┌──

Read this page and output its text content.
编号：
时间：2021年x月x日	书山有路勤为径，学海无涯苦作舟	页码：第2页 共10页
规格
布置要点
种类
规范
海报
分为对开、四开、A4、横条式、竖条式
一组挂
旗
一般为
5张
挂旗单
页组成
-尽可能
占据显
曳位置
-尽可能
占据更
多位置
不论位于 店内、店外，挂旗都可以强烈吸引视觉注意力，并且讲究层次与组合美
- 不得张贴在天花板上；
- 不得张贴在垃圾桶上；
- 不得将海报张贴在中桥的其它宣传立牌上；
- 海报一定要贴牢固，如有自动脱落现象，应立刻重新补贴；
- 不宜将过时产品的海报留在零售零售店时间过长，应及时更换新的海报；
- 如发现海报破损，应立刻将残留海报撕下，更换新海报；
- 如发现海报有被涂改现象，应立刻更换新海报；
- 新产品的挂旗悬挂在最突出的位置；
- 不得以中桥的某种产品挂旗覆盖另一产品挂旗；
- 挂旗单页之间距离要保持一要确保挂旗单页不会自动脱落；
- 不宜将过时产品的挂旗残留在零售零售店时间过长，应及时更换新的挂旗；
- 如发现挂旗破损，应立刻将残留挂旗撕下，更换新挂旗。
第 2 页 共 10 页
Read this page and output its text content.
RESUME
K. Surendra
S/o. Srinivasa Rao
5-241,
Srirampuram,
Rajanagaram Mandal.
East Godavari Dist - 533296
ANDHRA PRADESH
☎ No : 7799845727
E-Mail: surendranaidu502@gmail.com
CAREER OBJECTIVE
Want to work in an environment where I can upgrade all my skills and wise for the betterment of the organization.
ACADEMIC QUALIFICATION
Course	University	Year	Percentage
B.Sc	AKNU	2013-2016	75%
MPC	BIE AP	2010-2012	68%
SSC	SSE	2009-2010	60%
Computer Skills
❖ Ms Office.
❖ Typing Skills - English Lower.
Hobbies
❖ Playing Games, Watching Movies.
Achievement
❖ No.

└──

**What to produce**
All of the data shown above must be copied exactly.

**Result of this task**
Read this page and output its text content.
编号：
时间：2021年x月x日	书山有路勤为径，学海无涯苦作舟	页码：第2页 共10页
规格
布置要点
种类
规范
海报
分为对开、四开、A4、横条式、竖条式
一组挂
旗
一般为
5张
挂旗单
页组成
-尽可能
占据显
曳位置
-尽可能
占据更
多位置
不论位于 店内、店外，挂旗都可以强烈吸引视觉注意力，并且讲究层次与组合美
- 不得张贴在天花板上；
- 不得张贴在垃圾桶上；
- 不得将海报张贴在中桥的其它宣传立牌上；
- 海报一定要贴牢固，如有自动脱落现象，应立刻重新补贴；
- 不宜将过时产品的海报留在零售零售店时间过长，应及时更换新的海报；
- 如发现海报破损，应立刻将残留海报撕下，更换新海报；
- 如发现海报有被涂改现象，应立刻更换新海报；
- 新产品的挂旗悬挂在最突出的位置；
- 不得以中桥的某种产品挂旗覆盖另一产品挂旗；
- 挂旗单页之间距离要保持一要确保挂旗单页不会自动脱落；
- 不宜将过时产品的挂旗残留在零售零售店时间过长，应及时更换新的挂旗；
- 如发现挂旗破损，应立刻将残留挂旗撕下，更换新挂旗。
第 2 页 共 10 页
Read this page and output its text content.
RESUME
K. Surendra
S/o. Srinivasa Rao
5-241,
Srirampuram,
Rajanagaram Mandal.
East Godavari Dist - 533296
ANDHRA PRADESH
☎ No : 7799845727
E-Mail: surendranaidu502@gmail.com
CAREER OBJECTIVE
Want to work in an environment where I can upgrade all my skills and wise for the betterment of the organization.
ACADEMIC QUALIFICATION
Course	University	Year	Percentage
B.Sc	AKNU	2013-2016	75%
MPC	BIE AP	2010-2012	68%
SSC	SSE	2009-2010	60%
Computer Skills
❖ Ms Office.
❖ Typing Skills - English Lower.
Hobbies
❖ Playing Games, Watching Movies.
Achievement
❖ No.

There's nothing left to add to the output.